**Your goal**. Where does the string "fructose" appear in the records? Copy each line that holds it.

Dataset records of page text
● ● ● ● ● ● ●

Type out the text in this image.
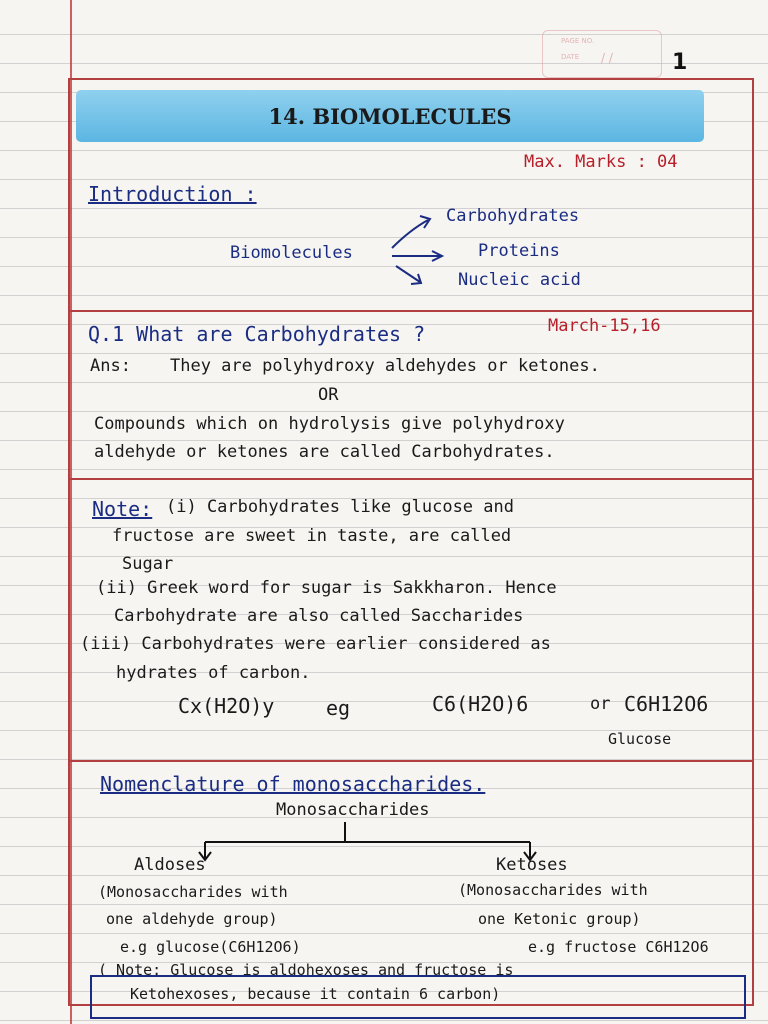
PAGE NO.
DATE / /	1
14. BIOMOLECULES
Max. Marks : 04
Introduction :
Biomolecules
Carbohydrates
Proteins
Nucleic acid
Q.1 What are Carbohydrates ?	March-15,16
Ans: They are polyhydroxy aldehydes or ketones.
OR
Compounds which on hydrolysis give polyhydroxy
aldehyde or ketones are called Carbohydrates.
Note: (i) Carbohydrates like glucose and
fructose are sweet in taste, are called
Sugar
(ii) Greek word for sugar is Sakkharon. Hence
Carbohydrate are also called Saccharides
(iii) Carbohydrates were earlier considered as
hydrates of carbon.
Cx(H2O)y	eg	C6(H2O)6	or C6H12O6
Glucose
Nomenclature of monosaccharides.
Monosaccharides
Aldoses
(Monosaccharides with
one aldehyde group)
e.g glucose(C6H12O6)
Ketoses
(Monosaccharides with
one Ketonic group)
e.g fructose C6H12O6
( Note: Glucose is aldohexoses and fructose is
Ketohexoses, because it contain 6 carbon)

● ● ● ● ● ● ●

**Answer section**.
fructose are sweet in taste, are called
e.g fructose C6H12O6
( Note: Glucose is aldohexoses and fructose is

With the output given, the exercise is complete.